Extract all of the entries and give them again, word for word.

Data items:
# # # #

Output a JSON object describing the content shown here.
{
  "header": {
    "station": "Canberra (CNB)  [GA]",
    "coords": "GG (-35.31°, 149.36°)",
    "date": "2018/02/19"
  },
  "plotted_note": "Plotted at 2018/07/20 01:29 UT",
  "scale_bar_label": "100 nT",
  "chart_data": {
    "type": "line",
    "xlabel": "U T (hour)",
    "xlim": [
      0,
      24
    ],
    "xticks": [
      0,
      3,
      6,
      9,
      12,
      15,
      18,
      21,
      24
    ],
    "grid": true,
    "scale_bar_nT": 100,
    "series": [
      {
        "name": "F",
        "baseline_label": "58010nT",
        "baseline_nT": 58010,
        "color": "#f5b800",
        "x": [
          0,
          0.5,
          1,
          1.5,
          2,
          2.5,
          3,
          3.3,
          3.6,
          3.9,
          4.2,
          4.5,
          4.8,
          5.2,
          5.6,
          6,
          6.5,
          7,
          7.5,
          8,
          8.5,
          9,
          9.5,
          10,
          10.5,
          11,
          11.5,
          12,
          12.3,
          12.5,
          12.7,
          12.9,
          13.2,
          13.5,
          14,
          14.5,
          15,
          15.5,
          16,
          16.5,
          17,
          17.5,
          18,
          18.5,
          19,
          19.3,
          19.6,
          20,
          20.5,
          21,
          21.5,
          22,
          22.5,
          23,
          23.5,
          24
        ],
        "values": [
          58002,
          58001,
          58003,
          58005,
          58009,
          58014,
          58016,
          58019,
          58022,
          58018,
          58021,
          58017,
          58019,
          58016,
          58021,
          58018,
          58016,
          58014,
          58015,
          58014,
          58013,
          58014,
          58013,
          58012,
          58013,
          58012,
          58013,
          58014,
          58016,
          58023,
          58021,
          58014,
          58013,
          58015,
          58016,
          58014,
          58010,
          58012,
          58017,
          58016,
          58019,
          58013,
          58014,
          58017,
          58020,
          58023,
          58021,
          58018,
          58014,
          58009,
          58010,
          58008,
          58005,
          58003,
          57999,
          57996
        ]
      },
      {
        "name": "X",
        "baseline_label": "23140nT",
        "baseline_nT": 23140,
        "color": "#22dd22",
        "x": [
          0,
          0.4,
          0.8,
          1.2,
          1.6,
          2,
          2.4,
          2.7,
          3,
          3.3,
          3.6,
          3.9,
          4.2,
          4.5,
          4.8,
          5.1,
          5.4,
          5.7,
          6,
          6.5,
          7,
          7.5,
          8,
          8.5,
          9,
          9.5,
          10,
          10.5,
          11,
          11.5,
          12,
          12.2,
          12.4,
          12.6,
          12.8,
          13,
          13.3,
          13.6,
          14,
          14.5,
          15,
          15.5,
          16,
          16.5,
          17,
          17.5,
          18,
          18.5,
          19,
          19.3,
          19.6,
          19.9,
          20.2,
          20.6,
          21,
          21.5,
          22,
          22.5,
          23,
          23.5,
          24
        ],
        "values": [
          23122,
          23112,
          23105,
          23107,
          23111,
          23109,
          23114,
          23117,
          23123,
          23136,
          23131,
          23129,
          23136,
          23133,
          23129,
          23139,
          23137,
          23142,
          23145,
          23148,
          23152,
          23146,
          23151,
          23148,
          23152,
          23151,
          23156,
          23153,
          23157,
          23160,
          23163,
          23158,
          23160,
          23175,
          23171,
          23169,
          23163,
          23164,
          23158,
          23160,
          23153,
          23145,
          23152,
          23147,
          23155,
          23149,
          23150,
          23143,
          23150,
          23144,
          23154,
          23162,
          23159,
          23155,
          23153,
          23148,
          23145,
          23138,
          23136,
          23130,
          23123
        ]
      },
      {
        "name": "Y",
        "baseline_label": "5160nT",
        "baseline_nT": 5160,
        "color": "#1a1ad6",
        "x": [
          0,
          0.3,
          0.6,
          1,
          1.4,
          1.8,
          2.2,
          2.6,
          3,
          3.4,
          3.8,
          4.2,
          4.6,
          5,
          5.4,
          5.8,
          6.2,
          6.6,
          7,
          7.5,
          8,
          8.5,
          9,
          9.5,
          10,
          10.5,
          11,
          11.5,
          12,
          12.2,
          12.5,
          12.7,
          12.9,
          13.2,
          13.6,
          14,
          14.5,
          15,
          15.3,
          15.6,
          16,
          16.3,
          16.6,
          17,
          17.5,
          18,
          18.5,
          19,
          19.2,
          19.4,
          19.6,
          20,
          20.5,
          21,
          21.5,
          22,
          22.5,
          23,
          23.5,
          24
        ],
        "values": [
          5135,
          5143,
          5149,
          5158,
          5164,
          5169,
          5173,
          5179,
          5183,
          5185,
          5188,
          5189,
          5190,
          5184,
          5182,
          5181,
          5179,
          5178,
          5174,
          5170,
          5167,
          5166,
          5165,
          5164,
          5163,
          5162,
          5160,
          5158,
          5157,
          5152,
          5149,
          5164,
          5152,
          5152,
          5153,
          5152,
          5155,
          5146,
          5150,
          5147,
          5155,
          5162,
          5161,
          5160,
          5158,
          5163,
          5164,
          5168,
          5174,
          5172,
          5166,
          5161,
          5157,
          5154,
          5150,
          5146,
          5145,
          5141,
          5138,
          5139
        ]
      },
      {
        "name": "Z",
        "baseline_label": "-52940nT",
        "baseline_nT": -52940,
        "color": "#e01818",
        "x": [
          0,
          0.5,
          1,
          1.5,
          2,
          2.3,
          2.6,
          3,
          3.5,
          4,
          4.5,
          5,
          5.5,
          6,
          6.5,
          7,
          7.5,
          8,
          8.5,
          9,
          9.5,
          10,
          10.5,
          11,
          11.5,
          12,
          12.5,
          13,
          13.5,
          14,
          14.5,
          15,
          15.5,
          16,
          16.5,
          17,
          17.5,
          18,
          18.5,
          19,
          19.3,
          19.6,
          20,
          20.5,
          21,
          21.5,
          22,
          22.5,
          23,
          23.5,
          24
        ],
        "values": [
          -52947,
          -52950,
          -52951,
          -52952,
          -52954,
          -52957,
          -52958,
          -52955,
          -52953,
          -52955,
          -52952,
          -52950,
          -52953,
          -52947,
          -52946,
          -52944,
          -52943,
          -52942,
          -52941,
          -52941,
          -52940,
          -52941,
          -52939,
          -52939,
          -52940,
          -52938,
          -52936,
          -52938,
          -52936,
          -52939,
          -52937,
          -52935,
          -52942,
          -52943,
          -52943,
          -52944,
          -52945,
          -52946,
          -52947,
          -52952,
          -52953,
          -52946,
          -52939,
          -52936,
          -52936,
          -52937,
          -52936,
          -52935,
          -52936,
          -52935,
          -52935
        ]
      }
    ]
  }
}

# # # #

* **RESULT OF THIS TASK**:
Output a JSON object describing the content shown here.
{
  "header": {
    "station": "Canberra (CNB)  [GA]",
    "coords": "GG (-35.31°, 149.36°)",
    "date": "2018/02/19"
  },
  "plotted_note": "Plotted at 2018/07/20 01:29 UT",
  "scale_bar_label": "100 nT",
  "chart_data": {
    "type": "line",
    "xlabel": "U T (hour)",
    "xlim": [
      0,
      24
    ],
    "xticks": [
      0,
      3,
      6,
      9,
      12,
      15,
      18,
      21,
      24
    ],
    "grid": true,
    "scale_bar_nT": 100,
    "series": [
      {
        "name": "F",
        "baseline_label": "58010nT",
        "baseline_nT": 58010,
        "color": "#f5b800",
        "x": [
          0,
          0.5,
          1,
          1.5,
          2,
          2.5,
          3,
          3.3,
          3.6,
          3.9,
          4.2,
          4.5,
          4.8,
          5.2,
          5.6,
          6,
          6.5,
          7,
          7.5,
          8,
          8.5,
          9,
          9.5,
          10,
          10.5,
          11,
          11.5,
          12,
          12.3,
          12.5,
          12.7,
          12.9,
          13.2,
          13.5,
          14,
          14.5,
          15,
          15.5,
          16,
          16.5,
          17,
          17.5,
          18,
          18.5,
          19,
          19.3,
          19.6,
          20,
          20.5,
          21,
          21.5,
          22,
          22.5,
          23,
          23.5,
          24
        ],
        "values": [
          58002,
          58001,
          58003,
          58005,
          58009,
          58014,
          58016,
          58019,
          58022,
          58018,
          58021,
          58017,
          58019,
          58016,
          58021,
          58018,
          58016,
          58014,
          58015,
          58014,
          58013,
          58014,
          58013,
          58012,
          58013,
          58012,
          58013,
          58014,
          58016,
          58023,
          58021,
          58014,
          58013,
          58015,
          58016,
          58014,
          58010,
          58012,
          58017,
          58016,
          58019,
          58013,
          58014,
          58017,
          58020,
          58023,
          58021,
          58018,
          58014,
          58009,
          58010,
          58008,
          58005,
          58003,
          57999,
          57996
        ]
      },
      {
        "name": "X",
        "baseline_label": "23140nT",
        "baseline_nT": 23140,
        "color": "#22dd22",
        "x": [
          0,
          0.4,
          0.8,
          1.2,
          1.6,
          2,
          2.4,
          2.7,
          3,
          3.3,
          3.6,
          3.9,
          4.2,
          4.5,
          4.8,
          5.1,
          5.4,
          5.7,
          6,
          6.5,
          7,
          7.5,
          8,
          8.5,
          9,
          9.5,
          10,
          10.5,
          11,
          11.5,
          12,
          12.2,
          12.4,
          12.6,
          12.8,
          13,
          13.3,
          13.6,
          14,
          14.5,
          15,
          15.5,
          16,
          16.5,
          17,
          17.5,
          18,
          18.5,
          19,
          19.3,
          19.6,
          19.9,
          20.2,
          20.6,
          21,
          21.5,
          22,
          22.5,
          23,
          23.5,
          24
        ],
        "values": [
          23122,
          23112,
          23105,
          23107,
          23111,
          23109,
          23114,
          23117,
          23123,
          23136,
          23131,
          23129,
          23136,
          23133,
          23129,
          23139,
          23137,
          23142,
          23145,
          23148,
          23152,
          23146,
          23151,
          23148,
          23152,
          23151,
          23156,
          23153,
          23157,
          23160,
          23163,
          23158,
          23160,
          23175,
          23171,
          23169,
          23163,
          23164,
          23158,
          23160,
          23153,
          23145,
          23152,
          23147,
          23155,
          23149,
          23150,
          23143,
          23150,
          23144,
          23154,
          23162,
          23159,
          23155,
          23153,
          23148,
          23145,
          23138,
          23136,
          23130,
          23123
        ]
      },
      {
        "name": "Y",
        "baseline_label": "5160nT",
        "baseline_nT": 5160,
        "color": "#1a1ad6",
        "x": [
          0,
          0.3,
          0.6,
          1,
          1.4,
          1.8,
          2.2,
          2.6,
          3,
          3.4,
          3.8,
          4.2,
          4.6,
          5,
          5.4,
          5.8,
          6.2,
          6.6,
          7,
          7.5,
          8,
          8.5,
          9,
          9.5,
          10,
          10.5,
          11,
          11.5,
          12,
          12.2,
          12.5,
          12.7,
          12.9,
          13.2,
          13.6,
          14,
          14.5,
          15,
          15.3,
          15.6,
          16,
          16.3,
          16.6,
          17,
          17.5,
          18,
          18.5,
          19,
          19.2,
          19.4,
          19.6,
          20,
          20.5,
          21,
          21.5,
          22,
          22.5,
          23,
          23.5,
          24
        ],
        "values": [
          5135,
          5143,
          5149,
          5158,
          5164,
          5169,
          5173,
          5179,
          5183,
          5185,
          5188,
          5189,
          5190,
          5184,
          5182,
          5181,
          5179,
          5178,
          5174,
          5170,
          5167,
          5166,
          5165,
          5164,
          5163,
          5162,
          5160,
          5158,
          5157,
          5152,
          5149,
          5164,
          5152,
          5152,
          5153,
          5152,
          5155,
          5146,
          5150,
          5147,
          5155,
          5162,
          5161,
          5160,
          5158,
          5163,
          5164,
          5168,
          5174,
          5172,
          5166,
          5161,
          5157,
          5154,
          5150,
          5146,
          5145,
          5141,
          5138,
          5139
        ]
      },
      {
        "name": "Z",
        "baseline_label": "-52940nT",
        "baseline_nT": -52940,
        "color": "#e01818",
        "x": [
          0,
          0.5,
          1,
          1.5,
          2,
          2.3,
          2.6,
          3,
          3.5,
          4,
          4.5,
          5,
          5.5,
          6,
          6.5,
          7,
          7.5,
          8,
          8.5,
          9,
          9.5,
          10,
          10.5,
          11,
          11.5,
          12,
          12.5,
          13,
          13.5,
          14,
          14.5,
          15,
          15.5,
          16,
          16.5,
          17,
          17.5,
          18,
          18.5,
          19,
          19.3,
          19.6,
          20,
          20.5,
          21,
          21.5,
          22,
          22.5,
          23,
          23.5,
          24
        ],
        "values": [
          -52947,
          -52950,
          -52951,
          -52952,
          -52954,
          -52957,
          -52958,
          -52955,
          -52953,
          -52955,
          -52952,
          -52950,
          -52953,
          -52947,
          -52946,
          -52944,
          -52943,
          -52942,
          -52941,
          -52941,
          -52940,
          -52941,
          -52939,
          -52939,
          -52940,
          -52938,
          -52936,
          -52938,
          -52936,
          -52939,
          -52937,
          -52935,
          -52942,
          -52943,
          -52943,
          -52944,
          -52945,
          -52946,
          -52947,
          -52952,
          -52953,
          -52946,
          -52939,
          -52936,
          -52936,
          -52937,
          -52936,
          -52935,
          -52936,
          -52935,
          -52935
        ]
      }
    ]
  }
}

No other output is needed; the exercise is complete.